▶ AIM OF THE TASK
Copy out each line of the data that holds the word "vote".

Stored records
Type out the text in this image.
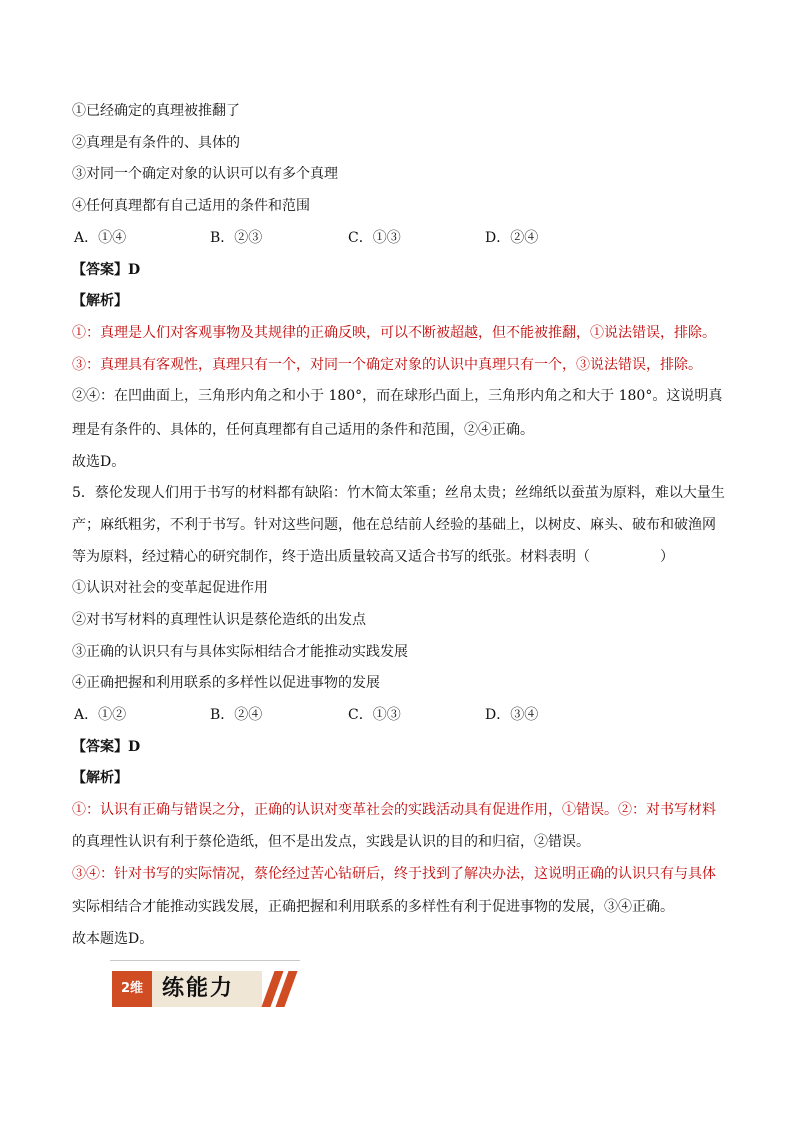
①已经确定的真理被推翻了
②真理是有条件的、具体的
③对同一个确定对象的认识可以有多个真理
④任何真理都有自己适用的条件和范围
A．①④	B．②③	C．①③	D．②④
【答案】D
【解析】
①：真理是人们对客观事物及其规律的正确反映，可以不断被超越，但不能被推翻，①说法错误，排除。
③：真理具有客观性，真理只有一个，对同一个确定对象的认识中真理只有一个，③说法错误，排除。
②④：在凹曲面上，三角形内角之和小于 180°，而在球形凸面上，三角形内角之和大于 180°。这说明真
理是有条件的、具体的，任何真理都有自己适用的条件和范围，②④正确。
故选D。
5．蔡伦发现人们用于书写的材料都有缺陷：竹木简太笨重；丝帛太贵；丝绵纸以蚕茧为原料，难以大量生
产；麻纸粗劣，不利于书写。针对这些问题，他在总结前人经验的基础上，以树皮、麻头、破布和破渔网
等为原料，经过精心的研究制作，终于造出质量较高又适合书写的纸张。材料表明（　　　　　）
①认识对社会的变革起促进作用
②对书写材料的真理性认识是蔡伦造纸的出发点
③正确的认识只有与具体实际相结合才能推动实践发展
④正确把握和利用联系的多样性以促进事物的发展
A．①②	B．②④	C．①③	D．③④
【答案】D
【解析】
①：认识有正确与错误之分，正确的认识对变革社会的实践活动具有促进作用，①错误。②：对书写材料
的真理性认识有利于蔡伦造纸，但不是出发点，实践是认识的目的和归宿，②错误。
③④：针对书写的实际情况，蔡伦经过苦心钻研后，终于找到了解决办法，这说明正确的认识只有与具体
实际相结合才能推动实践发展，正确把握和利用联系的多样性有利于促进事物的发展，③④正确。
故本题选D。
2维 练能力
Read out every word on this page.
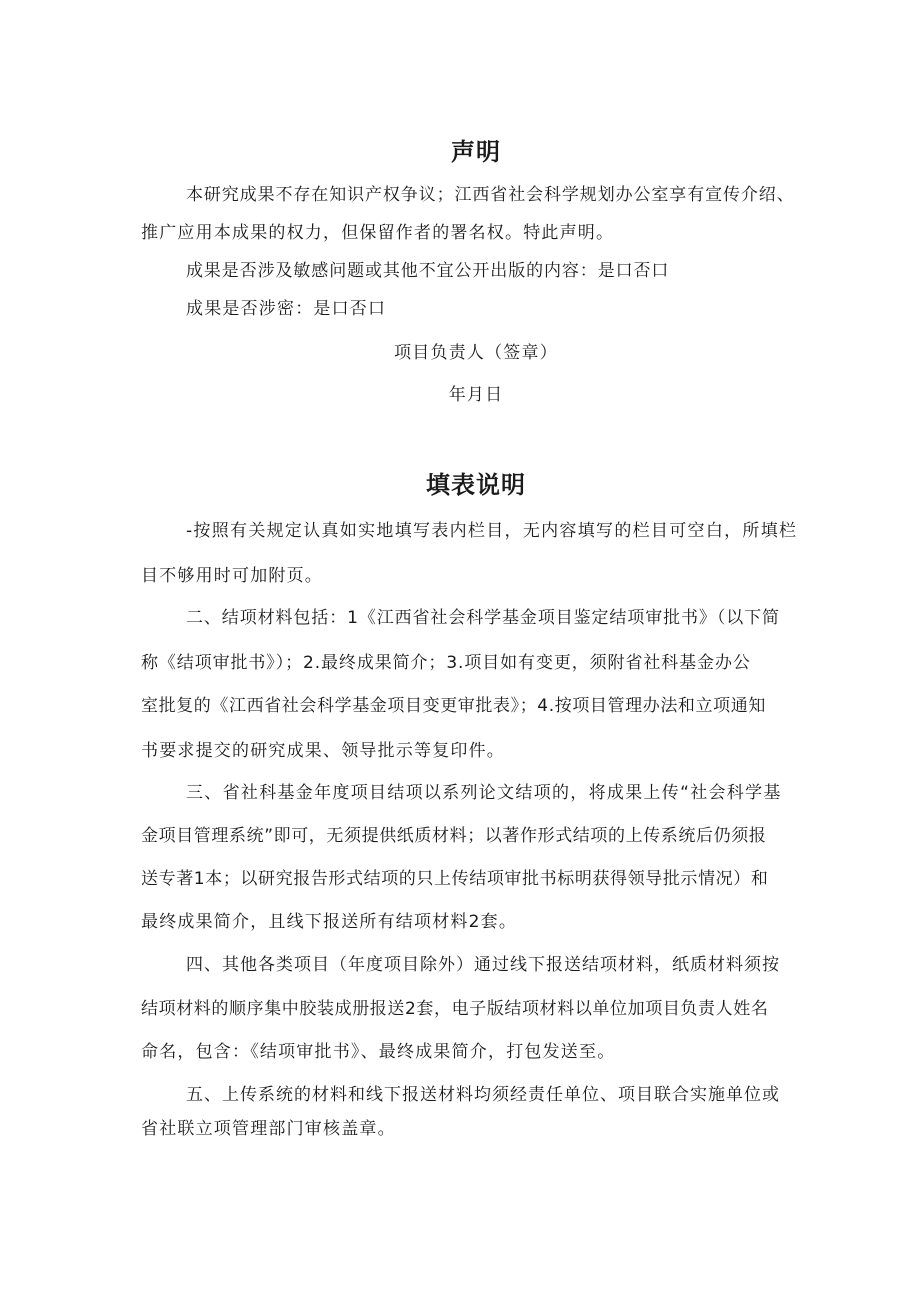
声明
本研究成果不存在知识产权争议；江西省社会科学规划办公室享有宣传介绍、
推广应用本成果的权力，但保留作者的署名权。特此声明。
成果是否涉及敏感问题或其他不宜公开出版的内容：是口否口
成果是否涉密：是口否口
项目负责人（签章）
年月日
填表说明
-按照有关规定认真如实地填写表内栏目，无内容填写的栏目可空白，所填栏
目不够用时可加附页。
二、结项材料包括：1《江西省社会科学基金项目鉴定结项审批书》（以下简
称《结项审批书》）；2.最终成果简介；3.项目如有变更，须附省社科基金办公
室批复的《江西省社会科学基金项目变更审批表》；4.按项目管理办法和立项通知
书要求提交的研究成果、领导批示等复印件。
三、省社科基金年度项目结项以系列论文结项的，将成果上传“社会科学基
金项目管理系统”即可，无须提供纸质材料；以著作形式结项的上传系统后仍须报
送专著1本；以研究报告形式结项的只上传结项审批书标明获得领导批示情况）和
最终成果简介，且线下报送所有结项材料2套。
四、其他各类项目（年度项目除外）通过线下报送结项材料，纸质材料须按
结项材料的顺序集中胶装成册报送2套，电子版结项材料以单位加项目负责人姓名
命名，包含：《结项审批书》、最终成果简介，打包发送至。
五、上传系统的材料和线下报送材料均须经责任单位、项目联合实施单位或
省社联立项管理部门审核盖章。
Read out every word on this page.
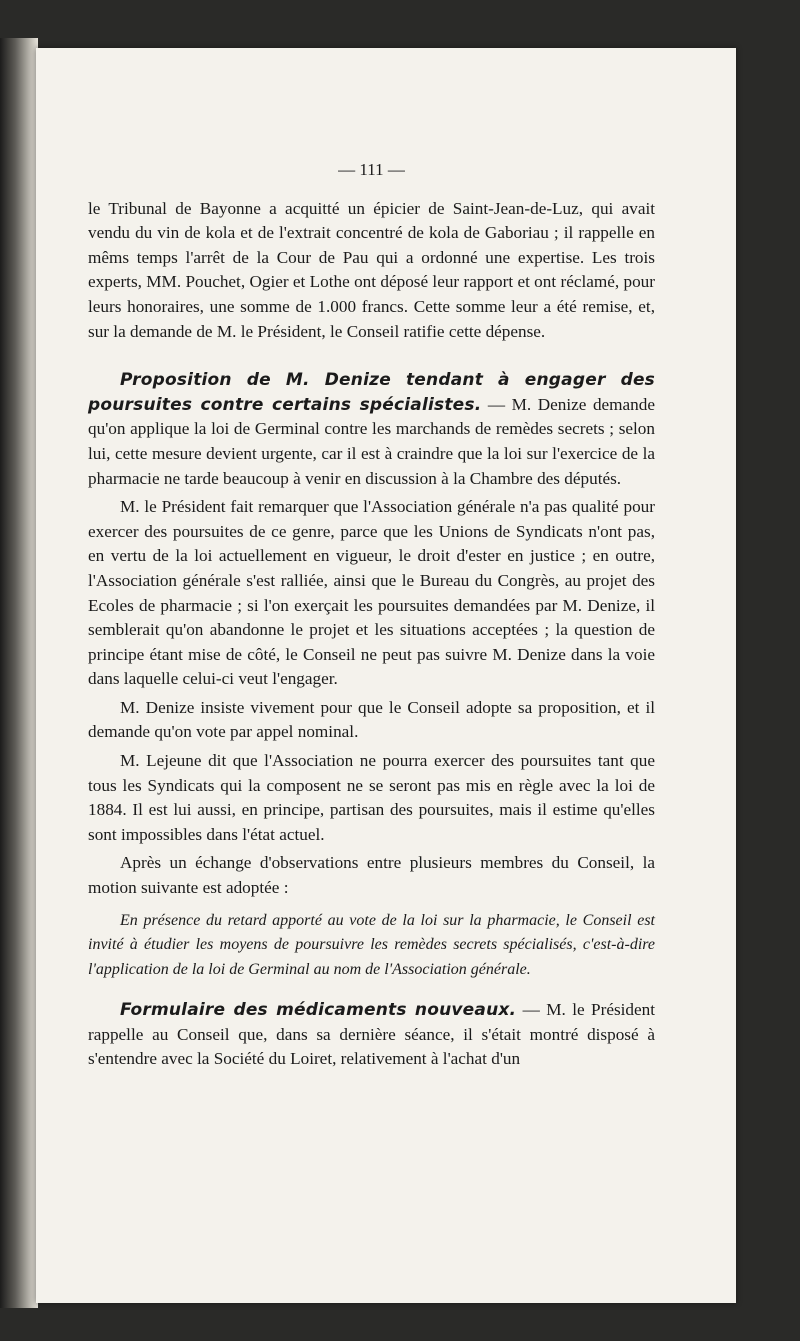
— 111 —

le Tribunal de Bayonne a acquitté un épicier de Saint-Jean-de-Luz, qui avait vendu du vin de kola et de l'extrait concentré de kola de Gaboriau ; il rappelle en mêms temps l'arrêt de la Cour de Pau qui a ordonné une expertise. Les trois experts, MM. Pouchet, Ogier et Lothe ont déposé leur rapport et ont réclamé, pour leurs honoraires, une somme de 1.000 francs. Cette somme leur a été remise, et, sur la demande de M. le Président, le Conseil ratifie cette dépense.

Proposition de M. Denize tendant à engager des poursuites contre certains spécialistes. — M. Denize demande qu'on applique la loi de Germinal contre les marchands de remèdes secrets ; selon lui, cette mesure devient urgente, car il est à craindre que la loi sur l'exercice de la pharmacie ne tarde beaucoup à venir en discussion à la Chambre des députés.

M. le Président fait remarquer que l'Association générale n'a pas qualité pour exercer des poursuites de ce genre, parce que les Unions de Syndicats n'ont pas, en vertu de la loi actuellement en vigueur, le droit d'ester en justice ; en outre, l'Association générale s'est ralliée, ainsi que le Bureau du Congrès, au projet des Ecoles de pharmacie ; si l'on exerçait les poursuites demandées par M. Denize, il semblerait qu'on abandonne le projet et les situations acceptées ; la question de principe étant mise de côté, le Conseil ne peut pas suivre M. Denize dans la voie dans laquelle celui-ci veut l'engager.

M. Denize insiste vivement pour que le Conseil adopte sa proposition, et il demande qu'on vote par appel nominal.

M. Lejeune dit que l'Association ne pourra exercer des poursuites tant que tous les Syndicats qui la composent ne se seront pas mis en règle avec la loi de 1884. Il est lui aussi, en principe, partisan des poursuites, mais il estime qu'elles sont impossibles dans l'état actuel.

Après un échange d'observations entre plusieurs membres du Conseil, la motion suivante est adoptée :

En présence du retard apporté au vote de la loi sur la pharmacie, le Conseil est invité à étudier les moyens de poursuivre les remèdes secrets spécialisés, c'est-à-dire l'application de la loi de Germinal au nom de l'Association générale.

Formulaire des médicaments nouveaux. — M. le Président rappelle au Conseil que, dans sa dernière séance, il s'était montré disposé à s'entendre avec la Société du Loiret, relativement à l'achat d'un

▶ FULL RESPONSE
M. Denize insiste vivement pour que le Conseil adopte sa proposition, et il demande qu'on vote par appel nominal.
En présence du retard apporté au vote de la loi sur la pharmacie, le Conseil est invité à étudier les moyens de poursuivre les remèdes secrets spécialisés, c'est-à-dire l'application de la loi de Germinal au nom de l'Association générale.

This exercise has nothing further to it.